Data entries:
** begin **

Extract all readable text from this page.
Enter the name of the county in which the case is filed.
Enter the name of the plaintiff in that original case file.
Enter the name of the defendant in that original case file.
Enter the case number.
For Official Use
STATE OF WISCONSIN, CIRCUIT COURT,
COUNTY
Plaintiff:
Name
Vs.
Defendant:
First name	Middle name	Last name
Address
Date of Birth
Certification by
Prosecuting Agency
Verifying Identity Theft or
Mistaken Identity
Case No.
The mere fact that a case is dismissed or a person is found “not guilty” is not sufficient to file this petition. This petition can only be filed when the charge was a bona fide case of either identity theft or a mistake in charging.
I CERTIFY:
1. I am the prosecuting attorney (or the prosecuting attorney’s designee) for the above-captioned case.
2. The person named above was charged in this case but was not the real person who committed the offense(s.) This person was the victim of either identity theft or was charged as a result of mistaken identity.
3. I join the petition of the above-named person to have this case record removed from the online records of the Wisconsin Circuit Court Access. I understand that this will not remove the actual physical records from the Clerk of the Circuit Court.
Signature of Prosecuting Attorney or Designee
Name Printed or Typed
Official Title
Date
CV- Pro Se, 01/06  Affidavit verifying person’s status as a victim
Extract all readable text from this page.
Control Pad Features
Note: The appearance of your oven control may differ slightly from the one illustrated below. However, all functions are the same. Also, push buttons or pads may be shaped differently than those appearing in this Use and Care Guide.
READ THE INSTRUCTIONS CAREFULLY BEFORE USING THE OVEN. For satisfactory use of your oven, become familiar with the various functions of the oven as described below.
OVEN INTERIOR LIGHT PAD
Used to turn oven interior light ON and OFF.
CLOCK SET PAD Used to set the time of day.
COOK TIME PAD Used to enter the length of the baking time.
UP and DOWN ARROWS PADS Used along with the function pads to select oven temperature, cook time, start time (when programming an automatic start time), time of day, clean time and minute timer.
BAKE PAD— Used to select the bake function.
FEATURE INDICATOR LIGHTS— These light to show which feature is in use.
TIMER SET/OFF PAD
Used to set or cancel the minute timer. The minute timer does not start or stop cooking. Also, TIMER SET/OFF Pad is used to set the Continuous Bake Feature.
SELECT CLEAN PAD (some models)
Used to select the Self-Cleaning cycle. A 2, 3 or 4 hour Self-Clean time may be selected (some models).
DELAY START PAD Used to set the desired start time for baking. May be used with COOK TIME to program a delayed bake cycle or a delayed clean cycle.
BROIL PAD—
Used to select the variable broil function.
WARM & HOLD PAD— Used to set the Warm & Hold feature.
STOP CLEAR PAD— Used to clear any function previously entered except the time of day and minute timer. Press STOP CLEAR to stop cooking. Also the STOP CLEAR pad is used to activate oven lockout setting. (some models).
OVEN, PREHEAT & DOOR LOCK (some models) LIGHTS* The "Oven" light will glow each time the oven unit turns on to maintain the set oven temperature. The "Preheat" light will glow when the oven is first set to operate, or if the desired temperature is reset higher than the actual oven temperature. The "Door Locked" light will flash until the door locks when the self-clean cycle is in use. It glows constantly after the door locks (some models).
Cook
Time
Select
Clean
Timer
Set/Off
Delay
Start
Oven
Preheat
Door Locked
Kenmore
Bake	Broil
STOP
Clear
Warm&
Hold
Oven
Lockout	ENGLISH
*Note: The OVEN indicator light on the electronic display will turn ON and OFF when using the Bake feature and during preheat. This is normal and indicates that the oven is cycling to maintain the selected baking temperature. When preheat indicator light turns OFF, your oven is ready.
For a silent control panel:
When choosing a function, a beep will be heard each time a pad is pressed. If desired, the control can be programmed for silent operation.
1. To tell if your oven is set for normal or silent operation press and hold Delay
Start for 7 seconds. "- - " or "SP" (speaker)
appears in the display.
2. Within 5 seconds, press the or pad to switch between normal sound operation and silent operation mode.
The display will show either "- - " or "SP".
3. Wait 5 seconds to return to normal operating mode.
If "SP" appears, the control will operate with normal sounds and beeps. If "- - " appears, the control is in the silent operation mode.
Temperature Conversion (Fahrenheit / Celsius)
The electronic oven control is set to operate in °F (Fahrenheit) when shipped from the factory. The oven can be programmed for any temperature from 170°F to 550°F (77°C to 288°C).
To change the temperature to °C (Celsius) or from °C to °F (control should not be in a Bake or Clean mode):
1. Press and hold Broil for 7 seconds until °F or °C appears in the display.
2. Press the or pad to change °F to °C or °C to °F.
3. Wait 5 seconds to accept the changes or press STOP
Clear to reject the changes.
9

** end **

-- Requirements --
Write out all the records above again, exactly as they stand.

-- Exercise output --
Extract all readable text from this page.
Enter the name of the county in which the case is filed.
Enter the name of the plaintiff in that original case file.
Enter the name of the defendant in that original case file.
Enter the case number.
For Official Use
STATE OF WISCONSIN, CIRCUIT COURT,
COUNTY
Plaintiff:
Name
Vs.
Defendant:
First name	Middle name	Last name
Address
Date of Birth
Certification by
Prosecuting Agency
Verifying Identity Theft or
Mistaken Identity
Case No.
The mere fact that a case is dismissed or a person is found “not guilty” is not sufficient to file this petition. This petition can only be filed when the charge was a bona fide case of either identity theft or a mistake in charging.
I CERTIFY:
1. I am the prosecuting attorney (or the prosecuting attorney’s designee) for the above-captioned case.
2. The person named above was charged in this case but was not the real person who committed the offense(s.) This person was the victim of either identity theft or was charged as a result of mistaken identity.
3. I join the petition of the above-named person to have this case record removed from the online records of the Wisconsin Circuit Court Access. I understand that this will not remove the actual physical records from the Clerk of the Circuit Court.
Signature of Prosecuting Attorney or Designee
Name Printed or Typed
Official Title
Date
CV- Pro Se, 01/06  Affidavit verifying person’s status as a victim
Extract all readable text from this page.
Control Pad Features
Note: The appearance of your oven control may differ slightly from the one illustrated below. However, all functions are the same. Also, push buttons or pads may be shaped differently than those appearing in this Use and Care Guide.
READ THE INSTRUCTIONS CAREFULLY BEFORE USING THE OVEN. For satisfactory use of your oven, become familiar with the various functions of the oven as described below.
OVEN INTERIOR LIGHT PAD
Used to turn oven interior light ON and OFF.
CLOCK SET PAD Used to set the time of day.
COOK TIME PAD Used to enter the length of the baking time.
UP and DOWN ARROWS PADS Used along with the function pads to select oven temperature, cook time, start time (when programming an automatic start time), time of day, clean time and minute timer.
BAKE PAD— Used to select the bake function.
FEATURE INDICATOR LIGHTS— These light to show which feature is in use.
TIMER SET/OFF PAD
Used to set or cancel the minute timer. The minute timer does not start or stop cooking. Also, TIMER SET/OFF Pad is used to set the Continuous Bake Feature.
SELECT CLEAN PAD (some models)
Used to select the Self-Cleaning cycle. A 2, 3 or 4 hour Self-Clean time may be selected (some models).
DELAY START PAD Used to set the desired start time for baking. May be used with COOK TIME to program a delayed bake cycle or a delayed clean cycle.
BROIL PAD—
Used to select the variable broil function.
WARM & HOLD PAD— Used to set the Warm & Hold feature.
STOP CLEAR PAD— Used to clear any function previously entered except the time of day and minute timer. Press STOP CLEAR to stop cooking. Also the STOP CLEAR pad is used to activate oven lockout setting. (some models).
OVEN, PREHEAT & DOOR LOCK (some models) LIGHTS* The "Oven" light will glow each time the oven unit turns on to maintain the set oven temperature. The "Preheat" light will glow when the oven is first set to operate, or if the desired temperature is reset higher than the actual oven temperature. The "Door Locked" light will flash until the door locks when the self-clean cycle is in use. It glows constantly after the door locks (some models).
Cook
Time
Select
Clean
Timer
Set/Off
Delay
Start
Oven
Preheat
Door Locked
Kenmore
Bake	Broil
STOP
Clear
Warm&
Hold
Oven
Lockout	ENGLISH
*Note: The OVEN indicator light on the electronic display will turn ON and OFF when using the Bake feature and during preheat. This is normal and indicates that the oven is cycling to maintain the selected baking temperature. When preheat indicator light turns OFF, your oven is ready.
For a silent control panel:
When choosing a function, a beep will be heard each time a pad is pressed. If desired, the control can be programmed for silent operation.
1. To tell if your oven is set for normal or silent operation press and hold Delay
Start for 7 seconds. "- - " or "SP" (speaker)
appears in the display.
2. Within 5 seconds, press the or pad to switch between normal sound operation and silent operation mode.
The display will show either "- - " or "SP".
3. Wait 5 seconds to return to normal operating mode.
If "SP" appears, the control will operate with normal sounds and beeps. If "- - " appears, the control is in the silent operation mode.
Temperature Conversion (Fahrenheit / Celsius)
The electronic oven control is set to operate in °F (Fahrenheit) when shipped from the factory. The oven can be programmed for any temperature from 170°F to 550°F (77°C to 288°C).
To change the temperature to °C (Celsius) or from °C to °F (control should not be in a Bake or Clean mode):
1. Press and hold Broil for 7 seconds until °F or °C appears in the display.
2. Press the or pad to change °F to °C or °C to °F.
3. Wait 5 seconds to accept the changes or press STOP
Clear to reject the changes.
9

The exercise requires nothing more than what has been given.